[Task requirements] Compile every line that includes the word "this".

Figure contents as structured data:
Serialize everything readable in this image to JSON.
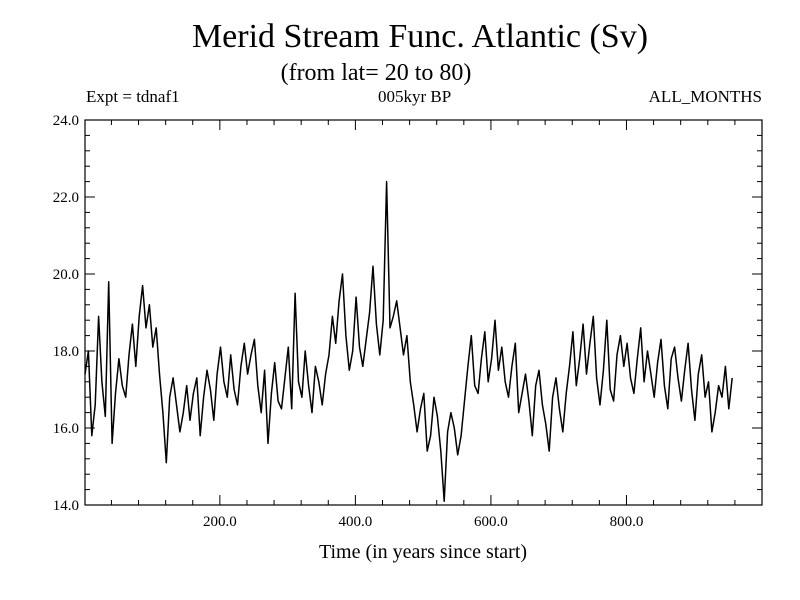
{
  "chart_data": {
    "type": "line",
    "title": "Merid Stream Func. Atlantic (Sv)",
    "subtitle": "(from lat= 20 to 80)",
    "labels": {
      "left": "Expt = tdnaf1",
      "center": "005kyr BP",
      "right": "ALL_MONTHS"
    },
    "xlabel": "Time (in years since start)",
    "ylabel": "",
    "xlim": [
      1,
      1000
    ],
    "ylim": [
      14.0,
      24.0
    ],
    "xticks": [
      200,
      400,
      600,
      800
    ],
    "xtick_labels": [
      "200.0",
      "400.0",
      "600.0",
      "800.0"
    ],
    "yticks": [
      14,
      16,
      18,
      20,
      22,
      24
    ],
    "ytick_labels": [
      "14.0",
      "16.0",
      "18.0",
      "20.0",
      "22.0",
      "24.0"
    ],
    "grid": false,
    "legend": "none",
    "line_color": "#000000",
    "series": [
      {
        "x_start": 1,
        "x_step": 5,
        "values": [
          17.4,
          18.0,
          15.8,
          16.6,
          18.9,
          17.2,
          16.3,
          19.8,
          15.6,
          16.9,
          17.8,
          17.1,
          16.8,
          17.9,
          18.7,
          17.6,
          18.9,
          19.7,
          18.6,
          19.2,
          18.1,
          18.6,
          17.4,
          16.4,
          15.1,
          16.8,
          17.3,
          16.6,
          15.9,
          16.4,
          17.1,
          16.2,
          16.9,
          17.3,
          15.8,
          16.8,
          17.5,
          17.0,
          16.2,
          17.4,
          18.1,
          17.2,
          16.8,
          17.9,
          17.0,
          16.6,
          17.6,
          18.2,
          17.4,
          17.9,
          18.3,
          17.1,
          16.4,
          17.5,
          15.6,
          16.9,
          17.7,
          16.7,
          16.5,
          17.3,
          18.1,
          16.5,
          19.5,
          17.2,
          16.8,
          18.0,
          17.1,
          16.4,
          17.6,
          17.2,
          16.6,
          17.4,
          17.9,
          18.9,
          18.2,
          19.3,
          20.0,
          18.4,
          17.5,
          18.0,
          19.4,
          18.1,
          17.6,
          18.3,
          19.0,
          20.2,
          18.7,
          17.9,
          18.8,
          22.4,
          18.6,
          18.9,
          19.3,
          18.6,
          17.9,
          18.4,
          17.2,
          16.6,
          15.9,
          16.5,
          16.9,
          15.4,
          15.8,
          16.8,
          16.3,
          15.4,
          14.1,
          15.9,
          16.4,
          16.0,
          15.3,
          15.8,
          16.7,
          17.6,
          18.4,
          17.1,
          16.9,
          17.8,
          18.5,
          17.2,
          17.8,
          18.8,
          17.5,
          18.1,
          17.2,
          16.8,
          17.6,
          18.2,
          16.4,
          16.9,
          17.4,
          16.7,
          15.8,
          17.1,
          17.5,
          16.6,
          16.1,
          15.4,
          16.8,
          17.3,
          16.5,
          15.9,
          16.9,
          17.6,
          18.5,
          17.1,
          17.8,
          18.7,
          17.4,
          18.2,
          18.9,
          17.3,
          16.6,
          17.5,
          18.8,
          17.0,
          16.7,
          17.9,
          18.4,
          17.6,
          18.2,
          17.3,
          16.9,
          17.8,
          18.6,
          17.2,
          18.0,
          17.4,
          16.8,
          17.7,
          18.3,
          17.1,
          16.5,
          17.8,
          18.1,
          17.3,
          16.7,
          17.5,
          18.2,
          17.0,
          16.2,
          17.4,
          17.9,
          16.8,
          17.2,
          15.9,
          16.4,
          17.1,
          16.8,
          17.6,
          16.5,
          17.3
        ]
      }
    ]
  }
}
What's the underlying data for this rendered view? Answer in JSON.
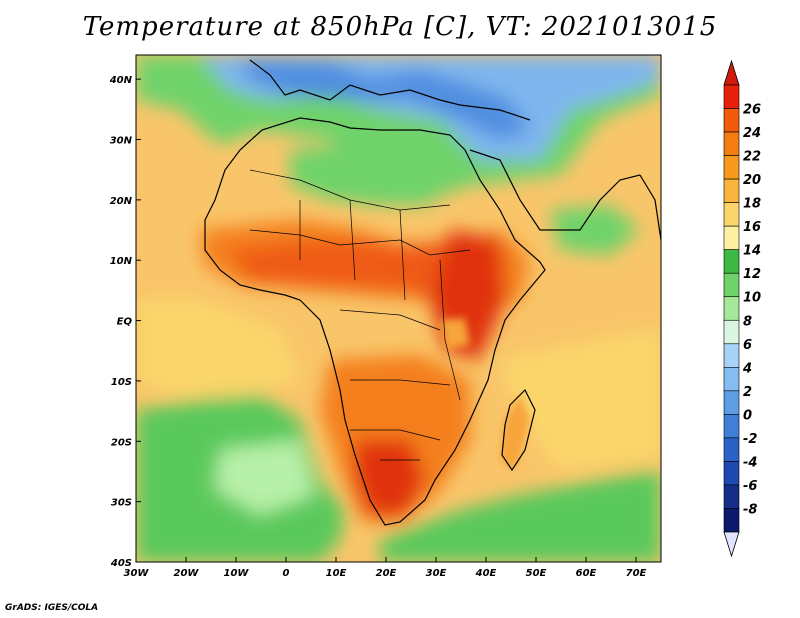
{
  "title": "Temperature at 850hPa [C], VT: 2021013015",
  "footer": "GrADS: IGES/COLA",
  "map": {
    "lon_range": [
      -30,
      75
    ],
    "lat_range": [
      -40,
      44
    ],
    "x_ticks": [
      "30W",
      "20W",
      "10W",
      "0",
      "10E",
      "20E",
      "30E",
      "40E",
      "50E",
      "60E",
      "70E"
    ],
    "x_tick_values": [
      -30,
      -20,
      -10,
      0,
      10,
      20,
      30,
      40,
      50,
      60,
      70
    ],
    "y_ticks": [
      "40N",
      "30N",
      "20N",
      "10N",
      "EQ",
      "10S",
      "20S",
      "30S",
      "40S"
    ],
    "y_tick_values": [
      40,
      30,
      20,
      10,
      0,
      -10,
      -20,
      -30,
      -40
    ],
    "grid": false
  },
  "colorbar": {
    "labels": [
      "26",
      "24",
      "22",
      "20",
      "18",
      "16",
      "14",
      "12",
      "10",
      "8",
      "6",
      "4",
      "2",
      "0",
      "-2",
      "-4",
      "-6",
      "-8"
    ],
    "levels": [
      26,
      24,
      22,
      20,
      18,
      16,
      14,
      12,
      10,
      8,
      6,
      4,
      2,
      0,
      -2,
      -4,
      -6,
      -8
    ],
    "colors": [
      "#e8200a",
      "#f25a0c",
      "#f47d12",
      "#f79a1d",
      "#f9b53c",
      "#fad66a",
      "#fdf0a0",
      "#3cb845",
      "#6ed36a",
      "#a6e89a",
      "#d9f7e0",
      "#a8d3f6",
      "#84bdf2",
      "#5e9ce6",
      "#3f7fd8",
      "#2a62c8",
      "#1f48b0",
      "#142e8a",
      "#0b1a6a"
    ],
    "top_arrow_color": "#d41a0a",
    "bottom_arrow_color": "#e2e4ff"
  },
  "field_colors": {
    "ocean_green": "#5ac95c",
    "light_green": "#8fe07f",
    "pale_green": "#b7f0a8",
    "yellow": "#fde89a",
    "light_orange": "#f9c56a",
    "orange": "#f7a43a",
    "dark_orange": "#f47f1a",
    "red_orange": "#ef5a12",
    "red": "#e0300c",
    "cold_blue": "#7fb6ee",
    "deep_blue": "#4f8ee0",
    "pale_blue": "#c5e6f8"
  }
}
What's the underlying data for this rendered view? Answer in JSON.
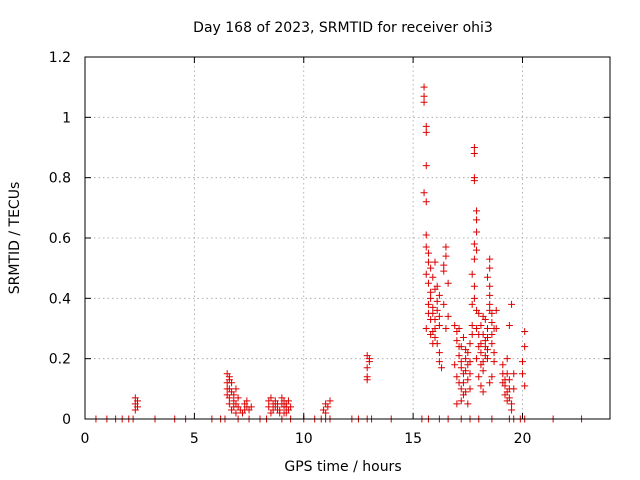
{
  "chart_data": {
    "type": "scatter",
    "title": "Day 168 of 2023, SRMTID for receiver ohi3",
    "xlabel": "GPS time / hours",
    "ylabel": "SRMTID / TECUs",
    "xlim": [
      0,
      24
    ],
    "ylim": [
      0,
      1.2
    ],
    "x_ticks": [
      0,
      5,
      10,
      15,
      20
    ],
    "x_tick_labels": [
      "0",
      "5",
      "10",
      "15",
      "20"
    ],
    "y_ticks": [
      0,
      0.2,
      0.4,
      0.6,
      0.8,
      1.0,
      1.2
    ],
    "y_tick_labels": [
      "0",
      "0.2",
      "0.4",
      "0.6",
      "0.8",
      "1",
      "1.2"
    ],
    "grid": true,
    "marker": "+",
    "series": [
      {
        "name": "SRMTID",
        "color": "#dd0000",
        "points": [
          [
            0.5,
            0
          ],
          [
            1.0,
            0
          ],
          [
            1.4,
            0
          ],
          [
            1.7,
            0
          ],
          [
            2.0,
            0
          ],
          [
            2.2,
            0
          ],
          [
            3.2,
            0
          ],
          [
            4.1,
            0
          ],
          [
            4.6,
            0
          ],
          [
            5.8,
            0
          ],
          [
            6.2,
            0
          ],
          [
            6.4,
            0
          ],
          [
            7.0,
            0
          ],
          [
            7.5,
            0
          ],
          [
            8.0,
            0
          ],
          [
            8.3,
            0
          ],
          [
            9.0,
            0
          ],
          [
            9.4,
            0
          ],
          [
            10.0,
            0
          ],
          [
            10.5,
            0
          ],
          [
            10.8,
            0
          ],
          [
            11.0,
            0
          ],
          [
            11.2,
            0
          ],
          [
            12.2,
            0
          ],
          [
            12.5,
            0
          ],
          [
            12.9,
            0
          ],
          [
            13.1,
            0
          ],
          [
            14.0,
            0
          ],
          [
            15.4,
            0
          ],
          [
            15.7,
            0
          ],
          [
            16.2,
            0
          ],
          [
            16.6,
            0
          ],
          [
            17.2,
            0
          ],
          [
            17.6,
            0
          ],
          [
            18.0,
            0
          ],
          [
            18.6,
            0
          ],
          [
            19.4,
            0
          ],
          [
            19.6,
            0
          ],
          [
            19.9,
            0
          ],
          [
            20.1,
            0
          ],
          [
            21.4,
            0
          ],
          [
            22.7,
            0
          ],
          [
            2.3,
            0.07
          ],
          [
            2.3,
            0.05
          ],
          [
            2.4,
            0.04
          ],
          [
            2.3,
            0.03
          ],
          [
            2.4,
            0.06
          ],
          [
            6.5,
            0.15
          ],
          [
            6.6,
            0.14
          ],
          [
            6.5,
            0.12
          ],
          [
            6.6,
            0.1
          ],
          [
            6.7,
            0.09
          ],
          [
            6.7,
            0.12
          ],
          [
            6.8,
            0.08
          ],
          [
            6.6,
            0.07
          ],
          [
            6.8,
            0.06
          ],
          [
            6.9,
            0.05
          ],
          [
            6.9,
            0.1
          ],
          [
            7.0,
            0.04
          ],
          [
            7.0,
            0.07
          ],
          [
            6.5,
            0.08
          ],
          [
            6.6,
            0.05
          ],
          [
            6.7,
            0.03
          ],
          [
            6.5,
            0.1
          ],
          [
            6.6,
            0.13
          ],
          [
            6.8,
            0.04
          ],
          [
            7.1,
            0.03
          ],
          [
            6.9,
            0.02
          ],
          [
            7.3,
            0.05
          ],
          [
            7.4,
            0.04
          ],
          [
            7.5,
            0.03
          ],
          [
            7.4,
            0.06
          ],
          [
            7.6,
            0.04
          ],
          [
            7.3,
            0.03
          ],
          [
            7.2,
            0.02
          ],
          [
            8.5,
            0.07
          ],
          [
            8.6,
            0.05
          ],
          [
            8.4,
            0.04
          ],
          [
            8.6,
            0.03
          ],
          [
            8.7,
            0.04
          ],
          [
            8.8,
            0.05
          ],
          [
            8.9,
            0.03
          ],
          [
            9.0,
            0.05
          ],
          [
            9.1,
            0.04
          ],
          [
            9.2,
            0.05
          ],
          [
            9.1,
            0.06
          ],
          [
            9.3,
            0.03
          ],
          [
            9.2,
            0.02
          ],
          [
            8.5,
            0.02
          ],
          [
            8.7,
            0.06
          ],
          [
            8.9,
            0.02
          ],
          [
            9.0,
            0.07
          ],
          [
            9.3,
            0.06
          ],
          [
            9.4,
            0.04
          ],
          [
            9.2,
            0.04
          ],
          [
            8.4,
            0.06
          ],
          [
            8.8,
            0.03
          ],
          [
            9.1,
            0.02
          ],
          [
            10.9,
            0.03
          ],
          [
            11.0,
            0.05
          ],
          [
            11.1,
            0.04
          ],
          [
            11.2,
            0.06
          ],
          [
            11.0,
            0.02
          ],
          [
            12.9,
            0.21
          ],
          [
            12.9,
            0.17
          ],
          [
            13.0,
            0.19
          ],
          [
            12.9,
            0.14
          ],
          [
            13.0,
            0.2
          ],
          [
            12.9,
            0.13
          ],
          [
            15.5,
            1.1
          ],
          [
            15.5,
            1.07
          ],
          [
            15.5,
            1.05
          ],
          [
            15.6,
            0.97
          ],
          [
            15.6,
            0.95
          ],
          [
            15.6,
            0.84
          ],
          [
            15.5,
            0.75
          ],
          [
            15.6,
            0.72
          ],
          [
            15.6,
            0.61
          ],
          [
            15.6,
            0.57
          ],
          [
            15.7,
            0.55
          ],
          [
            15.7,
            0.52
          ],
          [
            15.6,
            0.48
          ],
          [
            15.7,
            0.45
          ],
          [
            15.8,
            0.42
          ],
          [
            15.8,
            0.4
          ],
          [
            15.9,
            0.37
          ],
          [
            15.9,
            0.35
          ],
          [
            16.0,
            0.33
          ],
          [
            16.0,
            0.3
          ],
          [
            15.8,
            0.28
          ],
          [
            15.9,
            0.25
          ],
          [
            16.0,
            0.43
          ],
          [
            16.1,
            0.39
          ],
          [
            16.1,
            0.36
          ],
          [
            16.2,
            0.34
          ],
          [
            16.2,
            0.31
          ],
          [
            15.7,
            0.35
          ],
          [
            15.8,
            0.5
          ],
          [
            15.9,
            0.47
          ],
          [
            16.0,
            0.52
          ],
          [
            16.1,
            0.44
          ],
          [
            16.2,
            0.41
          ],
          [
            15.6,
            0.3
          ],
          [
            15.7,
            0.38
          ],
          [
            15.8,
            0.33
          ],
          [
            15.9,
            0.29
          ],
          [
            16.0,
            0.27
          ],
          [
            16.1,
            0.25
          ],
          [
            16.2,
            0.19
          ],
          [
            16.3,
            0.17
          ],
          [
            16.2,
            0.22
          ],
          [
            16.4,
            0.51
          ],
          [
            16.4,
            0.49
          ],
          [
            16.5,
            0.57
          ],
          [
            16.5,
            0.54
          ],
          [
            16.4,
            0.38
          ],
          [
            16.6,
            0.34
          ],
          [
            16.5,
            0.3
          ],
          [
            16.6,
            0.45
          ],
          [
            16.9,
            0.31
          ],
          [
            17.0,
            0.29
          ],
          [
            17.0,
            0.26
          ],
          [
            17.1,
            0.24
          ],
          [
            17.1,
            0.21
          ],
          [
            17.2,
            0.19
          ],
          [
            17.2,
            0.17
          ],
          [
            17.3,
            0.15
          ],
          [
            17.1,
            0.12
          ],
          [
            17.2,
            0.1
          ],
          [
            17.3,
            0.08
          ],
          [
            17.0,
            0.14
          ],
          [
            16.9,
            0.18
          ],
          [
            17.1,
            0.3
          ],
          [
            17.3,
            0.27
          ],
          [
            17.4,
            0.23
          ],
          [
            17.4,
            0.2
          ],
          [
            17.5,
            0.18
          ],
          [
            17.5,
            0.22
          ],
          [
            17.4,
            0.16
          ],
          [
            17.3,
            0.12
          ],
          [
            17.5,
            0.13
          ],
          [
            17.6,
            0.15
          ],
          [
            17.6,
            0.19
          ],
          [
            17.6,
            0.25
          ],
          [
            17.7,
            0.31
          ],
          [
            17.7,
            0.28
          ],
          [
            17.2,
            0.24
          ],
          [
            17.4,
            0.09
          ],
          [
            17.6,
            0.1
          ],
          [
            17.0,
            0.05
          ],
          [
            17.2,
            0.06
          ],
          [
            17.5,
            0.05
          ],
          [
            17.7,
            0.38
          ],
          [
            17.8,
            0.44
          ],
          [
            17.8,
            0.4
          ],
          [
            17.9,
            0.36
          ],
          [
            17.7,
            0.48
          ],
          [
            17.8,
            0.53
          ],
          [
            17.9,
            0.56
          ],
          [
            17.8,
            0.58
          ],
          [
            17.9,
            0.62
          ],
          [
            17.9,
            0.66
          ],
          [
            17.9,
            0.69
          ],
          [
            17.8,
            0.79
          ],
          [
            17.8,
            0.8
          ],
          [
            17.8,
            0.88
          ],
          [
            17.8,
            0.9
          ],
          [
            17.9,
            0.3
          ],
          [
            18.0,
            0.28
          ],
          [
            18.1,
            0.25
          ],
          [
            18.1,
            0.22
          ],
          [
            18.2,
            0.19
          ],
          [
            18.2,
            0.16
          ],
          [
            18.3,
            0.21
          ],
          [
            18.3,
            0.24
          ],
          [
            18.4,
            0.27
          ],
          [
            18.4,
            0.3
          ],
          [
            18.3,
            0.33
          ],
          [
            18.5,
            0.36
          ],
          [
            18.5,
            0.38
          ],
          [
            18.5,
            0.41
          ],
          [
            18.5,
            0.44
          ],
          [
            18.4,
            0.47
          ],
          [
            18.5,
            0.5
          ],
          [
            18.5,
            0.53
          ],
          [
            18.6,
            0.32
          ],
          [
            18.6,
            0.28
          ],
          [
            18.6,
            0.25
          ],
          [
            18.7,
            0.22
          ],
          [
            18.7,
            0.19
          ],
          [
            18.6,
            0.35
          ],
          [
            18.0,
            0.35
          ],
          [
            18.1,
            0.31
          ],
          [
            18.2,
            0.28
          ],
          [
            18.0,
            0.14
          ],
          [
            18.1,
            0.11
          ],
          [
            18.2,
            0.09
          ],
          [
            18.3,
            0.26
          ],
          [
            18.4,
            0.23
          ],
          [
            18.6,
            0.14
          ],
          [
            18.5,
            0.12
          ],
          [
            18.7,
            0.3
          ],
          [
            18.8,
            0.36
          ],
          [
            18.8,
            0.3
          ],
          [
            18.4,
            0.2
          ],
          [
            18.2,
            0.34
          ],
          [
            18.0,
            0.24
          ],
          [
            18.1,
            0.18
          ],
          [
            17.9,
            0.2
          ],
          [
            19.1,
            0.15
          ],
          [
            19.2,
            0.13
          ],
          [
            19.2,
            0.11
          ],
          [
            19.3,
            0.09
          ],
          [
            19.1,
            0.12
          ],
          [
            19.3,
            0.15
          ],
          [
            19.4,
            0.13
          ],
          [
            19.4,
            0.1
          ],
          [
            19.4,
            0.07
          ],
          [
            19.5,
            0.05
          ],
          [
            19.3,
            0.06
          ],
          [
            19.2,
            0.08
          ],
          [
            19.1,
            0.18
          ],
          [
            19.3,
            0.2
          ],
          [
            19.4,
            0.31
          ],
          [
            19.5,
            0.38
          ],
          [
            19.6,
            0.15
          ],
          [
            19.6,
            0.1
          ],
          [
            19.5,
            0.03
          ],
          [
            20.1,
            0.29
          ],
          [
            20.1,
            0.24
          ],
          [
            20.0,
            0.19
          ],
          [
            20.1,
            0.11
          ],
          [
            20.0,
            0.15
          ]
        ]
      }
    ]
  }
}
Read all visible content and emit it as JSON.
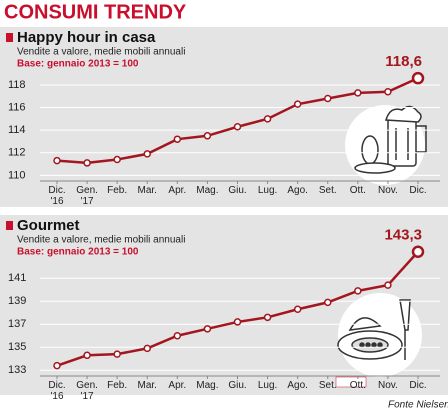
{
  "title": "CONSUMI TRENDY",
  "source": "Fonte Nielsen",
  "chart_data": [
    {
      "type": "line",
      "title": "Happy hour in casa",
      "subtitle": "Vendite a valore, medie mobili annuali",
      "note": "Base: gennaio 2013 = 100",
      "categories": [
        "Dic.\n'16",
        "Gen.\n'17",
        "Feb.",
        "Mar.",
        "Apr.",
        "Mag.",
        "Giu.",
        "Lug.",
        "Ago.",
        "Set.",
        "Ott.",
        "Nov.",
        "Dic."
      ],
      "values": [
        111.3,
        111.1,
        111.4,
        111.9,
        113.2,
        113.5,
        114.3,
        115.0,
        116.3,
        116.8,
        117.3,
        117.4,
        118.6
      ],
      "value_labels": [
        null,
        null,
        null,
        null,
        null,
        null,
        null,
        null,
        null,
        null,
        null,
        null,
        "118,6"
      ],
      "color": "#a3161f",
      "ylim": [
        109.5,
        119.5
      ],
      "yticks": [
        110,
        112,
        114,
        116,
        118
      ],
      "grid": true
    },
    {
      "type": "line",
      "title": "Gourmet",
      "subtitle": "Vendite a valore, medie mobili annuali",
      "note": "Base: gennaio 2013 = 100",
      "categories": [
        "Dic.\n'16",
        "Gen.\n'17",
        "Feb.",
        "Mar.",
        "Apr.",
        "Mag.",
        "Giu.",
        "Lug.",
        "Ago.",
        "Set.",
        "Ott.",
        "Nov.",
        "Dic."
      ],
      "values": [
        133.4,
        134.3,
        134.4,
        134.9,
        136.0,
        136.6,
        137.2,
        137.6,
        138.3,
        138.9,
        139.9,
        140.4,
        143.3
      ],
      "value_labels": [
        null,
        null,
        null,
        null,
        null,
        null,
        null,
        null,
        null,
        null,
        null,
        null,
        "143,3"
      ],
      "color": "#a3161f",
      "ylim": [
        132.5,
        143.8
      ],
      "yticks": [
        133,
        135,
        137,
        139,
        141
      ],
      "grid": true
    }
  ]
}
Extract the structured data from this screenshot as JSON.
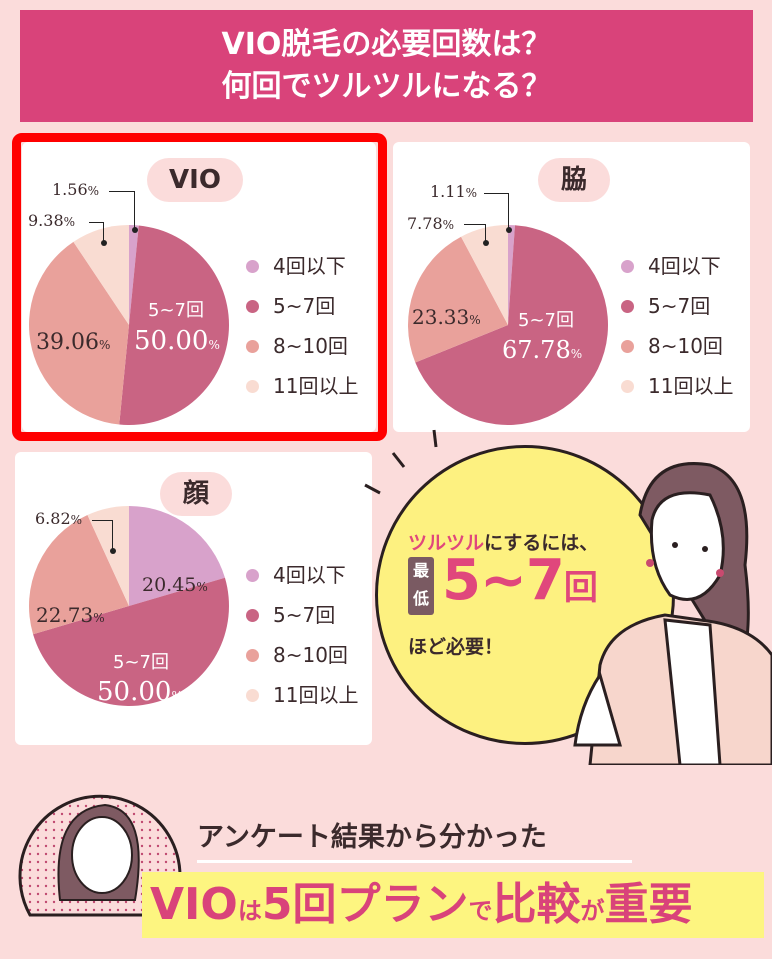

[Task answer]
Serialize everything readable in this image to JSON.
What's the underlying data for this rendered view? Answer in JSON.
What's the underlying data for this rendered view? Answer in JSON.
Extract the structured data from this screenshot as JSON.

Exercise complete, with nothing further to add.